REQUEST:
Using the listing below, please gather every line containing the word "experience".

RECORDS PROVIDED:
"""
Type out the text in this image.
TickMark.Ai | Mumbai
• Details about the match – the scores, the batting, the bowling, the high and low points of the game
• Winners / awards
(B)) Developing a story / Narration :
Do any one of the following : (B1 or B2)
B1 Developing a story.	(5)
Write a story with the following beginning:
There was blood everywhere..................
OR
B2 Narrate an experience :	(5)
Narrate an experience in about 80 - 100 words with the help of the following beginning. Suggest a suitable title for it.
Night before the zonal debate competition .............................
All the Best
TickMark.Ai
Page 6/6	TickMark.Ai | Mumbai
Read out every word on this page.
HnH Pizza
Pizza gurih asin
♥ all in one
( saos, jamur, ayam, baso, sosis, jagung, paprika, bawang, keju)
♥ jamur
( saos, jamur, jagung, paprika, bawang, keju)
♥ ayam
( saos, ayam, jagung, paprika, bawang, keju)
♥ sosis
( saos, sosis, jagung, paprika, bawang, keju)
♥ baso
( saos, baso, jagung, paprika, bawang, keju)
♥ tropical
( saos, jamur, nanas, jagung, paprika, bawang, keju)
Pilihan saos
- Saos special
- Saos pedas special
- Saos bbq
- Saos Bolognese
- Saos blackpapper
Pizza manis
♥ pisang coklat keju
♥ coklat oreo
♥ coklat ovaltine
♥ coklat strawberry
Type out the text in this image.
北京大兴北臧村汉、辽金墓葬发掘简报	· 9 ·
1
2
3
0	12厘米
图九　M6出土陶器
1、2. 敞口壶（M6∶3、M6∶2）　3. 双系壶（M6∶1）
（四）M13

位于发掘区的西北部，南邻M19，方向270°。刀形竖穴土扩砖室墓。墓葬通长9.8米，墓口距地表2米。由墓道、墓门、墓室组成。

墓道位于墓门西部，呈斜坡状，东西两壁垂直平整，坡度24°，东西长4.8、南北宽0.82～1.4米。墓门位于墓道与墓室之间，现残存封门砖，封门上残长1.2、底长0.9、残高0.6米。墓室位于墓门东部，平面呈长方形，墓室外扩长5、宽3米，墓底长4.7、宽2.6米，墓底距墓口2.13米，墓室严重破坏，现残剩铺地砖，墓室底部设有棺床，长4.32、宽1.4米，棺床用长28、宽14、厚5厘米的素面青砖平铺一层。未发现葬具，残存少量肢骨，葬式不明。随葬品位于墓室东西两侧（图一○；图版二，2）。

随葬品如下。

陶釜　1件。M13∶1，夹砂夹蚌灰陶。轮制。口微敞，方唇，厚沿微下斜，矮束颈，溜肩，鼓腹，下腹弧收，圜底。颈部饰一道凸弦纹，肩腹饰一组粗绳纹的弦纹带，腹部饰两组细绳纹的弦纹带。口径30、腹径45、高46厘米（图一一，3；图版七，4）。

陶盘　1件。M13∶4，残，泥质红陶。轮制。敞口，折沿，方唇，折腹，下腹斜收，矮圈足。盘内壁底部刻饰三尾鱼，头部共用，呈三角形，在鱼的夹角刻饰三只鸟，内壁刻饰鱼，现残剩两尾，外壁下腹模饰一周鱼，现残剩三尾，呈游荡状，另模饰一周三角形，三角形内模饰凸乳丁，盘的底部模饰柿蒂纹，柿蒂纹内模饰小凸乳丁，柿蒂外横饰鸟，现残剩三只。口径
"""
SOLUTION TO THIS EXERCISE:
B2 Narrate an experience :	(5)
Narrate an experience in about 80 - 100 words with the help of the following beginning. Suggest a suitable title for it.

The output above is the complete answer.